**Exercise directions**.
Locate the string "emoji" in the records below. Copy every line where it occurs.

**Excerpted records**.
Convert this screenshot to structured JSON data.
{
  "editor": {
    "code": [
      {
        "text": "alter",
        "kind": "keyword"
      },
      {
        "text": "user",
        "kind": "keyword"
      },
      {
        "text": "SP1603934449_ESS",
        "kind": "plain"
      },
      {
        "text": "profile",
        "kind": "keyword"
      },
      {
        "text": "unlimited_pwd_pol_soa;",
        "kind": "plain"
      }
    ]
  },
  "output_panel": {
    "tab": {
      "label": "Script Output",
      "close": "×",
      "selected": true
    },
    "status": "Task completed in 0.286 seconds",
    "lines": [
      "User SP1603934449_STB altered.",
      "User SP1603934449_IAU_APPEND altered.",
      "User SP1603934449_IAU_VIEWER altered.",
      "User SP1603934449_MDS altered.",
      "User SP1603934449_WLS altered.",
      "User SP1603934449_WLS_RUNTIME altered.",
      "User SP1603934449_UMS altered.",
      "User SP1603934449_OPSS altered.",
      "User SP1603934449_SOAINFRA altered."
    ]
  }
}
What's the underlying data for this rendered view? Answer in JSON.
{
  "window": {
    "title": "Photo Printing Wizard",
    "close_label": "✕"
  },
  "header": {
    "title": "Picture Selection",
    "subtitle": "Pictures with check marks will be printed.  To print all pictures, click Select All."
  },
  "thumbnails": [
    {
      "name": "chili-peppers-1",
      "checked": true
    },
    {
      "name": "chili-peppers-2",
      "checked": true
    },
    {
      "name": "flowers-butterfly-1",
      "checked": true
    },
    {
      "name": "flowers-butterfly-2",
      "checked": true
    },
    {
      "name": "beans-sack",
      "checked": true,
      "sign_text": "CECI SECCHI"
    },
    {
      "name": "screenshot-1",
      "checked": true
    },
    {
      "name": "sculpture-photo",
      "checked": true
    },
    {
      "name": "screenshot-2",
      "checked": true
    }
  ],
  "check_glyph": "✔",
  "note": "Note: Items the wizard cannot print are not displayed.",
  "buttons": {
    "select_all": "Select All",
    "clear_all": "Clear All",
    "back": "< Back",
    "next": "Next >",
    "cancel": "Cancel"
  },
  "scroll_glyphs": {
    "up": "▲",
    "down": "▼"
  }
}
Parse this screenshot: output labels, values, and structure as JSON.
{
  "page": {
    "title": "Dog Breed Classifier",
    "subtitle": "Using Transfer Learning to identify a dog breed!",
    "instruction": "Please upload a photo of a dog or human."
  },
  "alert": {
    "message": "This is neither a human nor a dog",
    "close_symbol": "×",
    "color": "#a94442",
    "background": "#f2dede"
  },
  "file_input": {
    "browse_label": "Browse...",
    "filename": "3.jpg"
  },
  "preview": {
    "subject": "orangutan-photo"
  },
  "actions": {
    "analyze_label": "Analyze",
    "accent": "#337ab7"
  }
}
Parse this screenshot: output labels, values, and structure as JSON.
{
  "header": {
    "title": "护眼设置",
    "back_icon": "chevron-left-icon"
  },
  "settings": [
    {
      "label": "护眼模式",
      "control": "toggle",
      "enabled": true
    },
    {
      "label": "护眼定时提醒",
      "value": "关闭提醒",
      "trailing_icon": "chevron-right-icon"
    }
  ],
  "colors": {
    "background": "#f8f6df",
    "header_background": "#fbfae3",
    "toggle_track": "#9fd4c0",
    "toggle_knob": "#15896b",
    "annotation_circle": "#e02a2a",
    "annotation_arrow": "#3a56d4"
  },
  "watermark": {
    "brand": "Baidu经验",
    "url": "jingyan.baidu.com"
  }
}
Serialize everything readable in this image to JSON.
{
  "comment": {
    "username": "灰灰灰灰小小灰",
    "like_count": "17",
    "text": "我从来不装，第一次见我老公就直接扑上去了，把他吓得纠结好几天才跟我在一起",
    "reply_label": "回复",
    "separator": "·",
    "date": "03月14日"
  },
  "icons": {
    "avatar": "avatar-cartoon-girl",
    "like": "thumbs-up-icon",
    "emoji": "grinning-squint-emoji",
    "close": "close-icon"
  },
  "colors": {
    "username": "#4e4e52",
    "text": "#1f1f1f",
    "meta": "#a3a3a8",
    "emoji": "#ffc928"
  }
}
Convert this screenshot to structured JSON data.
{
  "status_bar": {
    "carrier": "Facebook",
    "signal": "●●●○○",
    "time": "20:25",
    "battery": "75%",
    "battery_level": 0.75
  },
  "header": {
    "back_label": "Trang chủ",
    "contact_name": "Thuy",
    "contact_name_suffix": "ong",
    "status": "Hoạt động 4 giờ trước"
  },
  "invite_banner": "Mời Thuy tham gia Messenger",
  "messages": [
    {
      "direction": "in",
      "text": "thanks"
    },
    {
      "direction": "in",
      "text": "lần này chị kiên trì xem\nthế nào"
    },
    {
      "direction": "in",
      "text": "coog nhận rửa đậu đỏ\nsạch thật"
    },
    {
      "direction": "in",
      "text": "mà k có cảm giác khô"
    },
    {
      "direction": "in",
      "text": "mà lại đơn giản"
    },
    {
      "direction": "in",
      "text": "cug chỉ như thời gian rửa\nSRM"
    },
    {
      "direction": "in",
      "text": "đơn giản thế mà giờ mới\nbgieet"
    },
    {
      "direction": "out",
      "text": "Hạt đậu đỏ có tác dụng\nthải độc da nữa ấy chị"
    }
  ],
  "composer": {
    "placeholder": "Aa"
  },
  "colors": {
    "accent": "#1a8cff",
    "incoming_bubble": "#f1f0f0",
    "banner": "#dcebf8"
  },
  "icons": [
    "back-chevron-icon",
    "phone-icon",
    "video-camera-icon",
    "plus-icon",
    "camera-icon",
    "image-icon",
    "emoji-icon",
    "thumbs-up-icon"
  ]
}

**Finished task**.
    "emoji": "grinning-squint-emoji",
    "emoji": "#ffc928"
    "emoji-icon",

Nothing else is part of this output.